■ **What needs to be done**: Below are records to be output exactly, every one of them.
— begin —
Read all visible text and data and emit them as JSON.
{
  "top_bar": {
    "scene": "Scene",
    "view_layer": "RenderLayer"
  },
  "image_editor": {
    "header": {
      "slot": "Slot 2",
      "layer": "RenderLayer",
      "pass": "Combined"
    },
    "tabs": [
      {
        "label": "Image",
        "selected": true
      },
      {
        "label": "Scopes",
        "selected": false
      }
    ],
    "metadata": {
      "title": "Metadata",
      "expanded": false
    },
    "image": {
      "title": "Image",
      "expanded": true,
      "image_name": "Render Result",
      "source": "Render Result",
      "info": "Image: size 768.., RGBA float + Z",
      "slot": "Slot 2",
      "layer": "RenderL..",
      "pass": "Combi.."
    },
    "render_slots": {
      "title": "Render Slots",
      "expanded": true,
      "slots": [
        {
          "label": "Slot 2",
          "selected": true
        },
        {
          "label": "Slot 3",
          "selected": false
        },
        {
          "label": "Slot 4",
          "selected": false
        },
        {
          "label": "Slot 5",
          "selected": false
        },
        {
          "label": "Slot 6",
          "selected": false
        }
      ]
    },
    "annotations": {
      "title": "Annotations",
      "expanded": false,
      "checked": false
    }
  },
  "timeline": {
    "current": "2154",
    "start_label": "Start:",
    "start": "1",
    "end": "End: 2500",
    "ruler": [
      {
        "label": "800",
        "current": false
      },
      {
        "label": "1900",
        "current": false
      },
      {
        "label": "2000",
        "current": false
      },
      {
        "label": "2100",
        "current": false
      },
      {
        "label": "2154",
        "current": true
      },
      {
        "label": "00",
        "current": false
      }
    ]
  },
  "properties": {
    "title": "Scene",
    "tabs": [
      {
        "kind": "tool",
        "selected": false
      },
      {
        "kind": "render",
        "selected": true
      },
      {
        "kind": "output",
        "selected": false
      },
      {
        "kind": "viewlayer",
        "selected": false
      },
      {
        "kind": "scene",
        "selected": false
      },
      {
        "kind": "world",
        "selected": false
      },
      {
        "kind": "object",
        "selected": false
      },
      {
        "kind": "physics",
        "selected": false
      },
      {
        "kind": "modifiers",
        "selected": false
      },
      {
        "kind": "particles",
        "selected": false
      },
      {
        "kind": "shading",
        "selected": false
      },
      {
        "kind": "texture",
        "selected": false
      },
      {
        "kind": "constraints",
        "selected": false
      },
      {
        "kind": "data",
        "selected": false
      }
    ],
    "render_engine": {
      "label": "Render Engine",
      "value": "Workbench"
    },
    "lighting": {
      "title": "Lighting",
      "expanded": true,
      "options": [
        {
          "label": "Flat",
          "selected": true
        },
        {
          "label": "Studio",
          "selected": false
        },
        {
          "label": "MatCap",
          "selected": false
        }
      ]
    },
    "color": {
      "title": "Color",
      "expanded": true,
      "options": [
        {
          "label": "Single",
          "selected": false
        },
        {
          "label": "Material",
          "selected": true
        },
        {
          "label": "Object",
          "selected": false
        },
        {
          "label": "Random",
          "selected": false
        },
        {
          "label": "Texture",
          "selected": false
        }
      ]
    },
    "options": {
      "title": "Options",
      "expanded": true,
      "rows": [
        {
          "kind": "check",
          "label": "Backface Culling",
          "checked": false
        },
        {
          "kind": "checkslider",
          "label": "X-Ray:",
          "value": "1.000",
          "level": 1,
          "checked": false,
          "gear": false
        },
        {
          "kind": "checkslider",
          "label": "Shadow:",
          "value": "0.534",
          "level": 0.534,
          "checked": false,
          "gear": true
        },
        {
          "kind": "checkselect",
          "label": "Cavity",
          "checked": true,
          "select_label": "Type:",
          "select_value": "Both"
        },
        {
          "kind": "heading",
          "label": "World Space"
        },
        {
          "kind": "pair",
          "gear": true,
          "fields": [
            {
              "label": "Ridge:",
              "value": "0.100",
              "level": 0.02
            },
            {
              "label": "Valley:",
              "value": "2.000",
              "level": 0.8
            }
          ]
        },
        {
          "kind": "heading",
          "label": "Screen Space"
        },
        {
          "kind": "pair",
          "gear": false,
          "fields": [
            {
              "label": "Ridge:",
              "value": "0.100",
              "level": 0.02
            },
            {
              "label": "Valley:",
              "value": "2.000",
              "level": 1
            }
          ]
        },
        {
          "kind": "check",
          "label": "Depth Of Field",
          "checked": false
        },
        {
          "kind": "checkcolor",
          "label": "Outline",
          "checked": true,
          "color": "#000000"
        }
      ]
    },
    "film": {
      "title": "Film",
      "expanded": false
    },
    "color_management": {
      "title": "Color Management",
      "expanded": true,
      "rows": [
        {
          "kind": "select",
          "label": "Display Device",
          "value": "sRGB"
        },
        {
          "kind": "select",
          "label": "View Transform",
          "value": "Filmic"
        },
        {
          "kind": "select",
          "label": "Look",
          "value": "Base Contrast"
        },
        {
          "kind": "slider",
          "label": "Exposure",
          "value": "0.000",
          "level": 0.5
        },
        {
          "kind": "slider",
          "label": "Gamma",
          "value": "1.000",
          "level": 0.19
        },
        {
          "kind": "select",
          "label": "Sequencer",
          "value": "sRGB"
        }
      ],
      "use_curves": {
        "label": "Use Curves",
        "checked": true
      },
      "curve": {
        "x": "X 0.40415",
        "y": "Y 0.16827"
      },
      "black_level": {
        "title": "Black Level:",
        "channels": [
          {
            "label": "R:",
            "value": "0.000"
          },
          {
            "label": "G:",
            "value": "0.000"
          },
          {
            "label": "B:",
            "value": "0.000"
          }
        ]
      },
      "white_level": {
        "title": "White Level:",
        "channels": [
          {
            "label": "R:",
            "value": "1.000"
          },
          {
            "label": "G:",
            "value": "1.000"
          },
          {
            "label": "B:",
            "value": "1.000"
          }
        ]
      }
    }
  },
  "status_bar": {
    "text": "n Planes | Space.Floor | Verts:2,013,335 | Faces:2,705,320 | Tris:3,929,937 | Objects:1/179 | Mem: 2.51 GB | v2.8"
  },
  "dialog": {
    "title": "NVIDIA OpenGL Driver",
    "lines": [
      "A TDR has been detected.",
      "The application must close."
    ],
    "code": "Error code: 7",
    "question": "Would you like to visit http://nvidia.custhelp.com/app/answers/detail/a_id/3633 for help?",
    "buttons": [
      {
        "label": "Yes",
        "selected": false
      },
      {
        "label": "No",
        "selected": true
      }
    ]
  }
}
— end —
■ **Full solution**:
Read all visible text and data and emit them as JSON.
{
  "top_bar": {
    "scene": "Scene",
    "view_layer": "RenderLayer"
  },
  "image_editor": {
    "header": {
      "slot": "Slot 2",
      "layer": "RenderLayer",
      "pass": "Combined"
    },
    "tabs": [
      {
        "label": "Image",
        "selected": true
      },
      {
        "label": "Scopes",
        "selected": false
      }
    ],
    "metadata": {
      "title": "Metadata",
      "expanded": false
    },
    "image": {
      "title": "Image",
      "expanded": true,
      "image_name": "Render Result",
      "source": "Render Result",
      "info": "Image: size 768.., RGBA float + Z",
      "slot": "Slot 2",
      "layer": "RenderL..",
      "pass": "Combi.."
    },
    "render_slots": {
      "title": "Render Slots",
      "expanded": true,
      "slots": [
        {
          "label": "Slot 2",
          "selected": true
        },
        {
          "label": "Slot 3",
          "selected": false
        },
        {
          "label": "Slot 4",
          "selected": false
        },
        {
          "label": "Slot 5",
          "selected": false
        },
        {
          "label": "Slot 6",
          "selected": false
        }
      ]
    },
    "annotations": {
      "title": "Annotations",
      "expanded": false,
      "checked": false
    }
  },
  "timeline": {
    "current": "2154",
    "start_label": "Start:",
    "start": "1",
    "end": "End: 2500",
    "ruler": [
      {
        "label": "800",
        "current": false
      },
      {
        "label": "1900",
        "current": false
      },
      {
        "label": "2000",
        "current": false
      },
      {
        "label": "2100",
        "current": false
      },
      {
        "label": "2154",
        "current": true
      },
      {
        "label": "00",
        "current": false
      }
    ]
  },
  "properties": {
    "title": "Scene",
    "tabs": [
      {
        "kind": "tool",
        "selected": false
      },
      {
        "kind": "render",
        "selected": true
      },
      {
        "kind": "output",
        "selected": false
      },
      {
        "kind": "viewlayer",
        "selected": false
      },
      {
        "kind": "scene",
        "selected": false
      },
      {
        "kind": "world",
        "selected": false
      },
      {
        "kind": "object",
        "selected": false
      },
      {
        "kind": "physics",
        "selected": false
      },
      {
        "kind": "modifiers",
        "selected": false
      },
      {
        "kind": "particles",
        "selected": false
      },
      {
        "kind": "shading",
        "selected": false
      },
      {
        "kind": "texture",
        "selected": false
      },
      {
        "kind": "constraints",
        "selected": false
      },
      {
        "kind": "data",
        "selected": false
      }
    ],
    "render_engine": {
      "label": "Render Engine",
      "value": "Workbench"
    },
    "lighting": {
      "title": "Lighting",
      "expanded": true,
      "options": [
        {
          "label": "Flat",
          "selected": true
        },
        {
          "label": "Studio",
          "selected": false
        },
        {
          "label": "MatCap",
          "selected": false
        }
      ]
    },
    "color": {
      "title": "Color",
      "expanded": true,
      "options": [
        {
          "label": "Single",
          "selected": false
        },
        {
          "label": "Material",
          "selected": true
        },
        {
          "label": "Object",
          "selected": false
        },
        {
          "label": "Random",
          "selected": false
        },
        {
          "label": "Texture",
          "selected": false
        }
      ]
    },
    "options": {
      "title": "Options",
      "expanded": true,
      "rows": [
        {
          "kind": "check",
          "label": "Backface Culling",
          "checked": false
        },
        {
          "kind": "checkslider",
          "label": "X-Ray:",
          "value": "1.000",
          "level": 1,
          "checked": false,
          "gear": false
        },
        {
          "kind": "checkslider",
          "label": "Shadow:",
          "value": "0.534",
          "level": 0.534,
          "checked": false,
          "gear": true
        },
        {
          "kind": "checkselect",
          "label": "Cavity",
          "checked": true,
          "select_label": "Type:",
          "select_value": "Both"
        },
        {
          "kind": "heading",
          "label": "World Space"
        },
        {
          "kind": "pair",
          "gear": true,
          "fields": [
            {
              "label": "Ridge:",
              "value": "0.100",
              "level": 0.02
            },
            {
              "label": "Valley:",
              "value": "2.000",
              "level": 0.8
            }
          ]
        },
        {
          "kind": "heading",
          "label": "Screen Space"
        },
        {
          "kind": "pair",
          "gear": false,
          "fields": [
            {
              "label": "Ridge:",
              "value": "0.100",
              "level": 0.02
            },
            {
              "label": "Valley:",
              "value": "2.000",
              "level": 1
            }
          ]
        },
        {
          "kind": "check",
          "label": "Depth Of Field",
          "checked": false
        },
        {
          "kind": "checkcolor",
          "label": "Outline",
          "checked": true,
          "color": "#000000"
        }
      ]
    },
    "film": {
      "title": "Film",
      "expanded": false
    },
    "color_management": {
      "title": "Color Management",
      "expanded": true,
      "rows": [
        {
          "kind": "select",
          "label": "Display Device",
          "value": "sRGB"
        },
        {
          "kind": "select",
          "label": "View Transform",
          "value": "Filmic"
        },
        {
          "kind": "select",
          "label": "Look",
          "value": "Base Contrast"
        },
        {
          "kind": "slider",
          "label": "Exposure",
          "value": "0.000",
          "level": 0.5
        },
        {
          "kind": "slider",
          "label": "Gamma",
          "value": "1.000",
          "level": 0.19
        },
        {
          "kind": "select",
          "label": "Sequencer",
          "value": "sRGB"
        }
      ],
      "use_curves": {
        "label": "Use Curves",
        "checked": true
      },
      "curve": {
        "x": "X 0.40415",
        "y": "Y 0.16827"
      },
      "black_level": {
        "title": "Black Level:",
        "channels": [
          {
            "label": "R:",
            "value": "0.000"
          },
          {
            "label": "G:",
            "value": "0.000"
          },
          {
            "label": "B:",
            "value": "0.000"
          }
        ]
      },
      "white_level": {
        "title": "White Level:",
        "channels": [
          {
            "label": "R:",
            "value": "1.000"
          },
          {
            "label": "G:",
            "value": "1.000"
          },
          {
            "label": "B:",
            "value": "1.000"
          }
        ]
      }
    }
  },
  "status_bar": {
    "text": "n Planes | Space.Floor | Verts:2,013,335 | Faces:2,705,320 | Tris:3,929,937 | Objects:1/179 | Mem: 2.51 GB | v2.8"
  },
  "dialog": {
    "title": "NVIDIA OpenGL Driver",
    "lines": [
      "A TDR has been detected.",
      "The application must close."
    ],
    "code": "Error code: 7",
    "question": "Would you like to visit http://nvidia.custhelp.com/app/answers/detail/a_id/3633 for help?",
    "buttons": [
      {
        "label": "Yes",
        "selected": false
      },
      {
        "label": "No",
        "selected": true
      }
    ]
  }
}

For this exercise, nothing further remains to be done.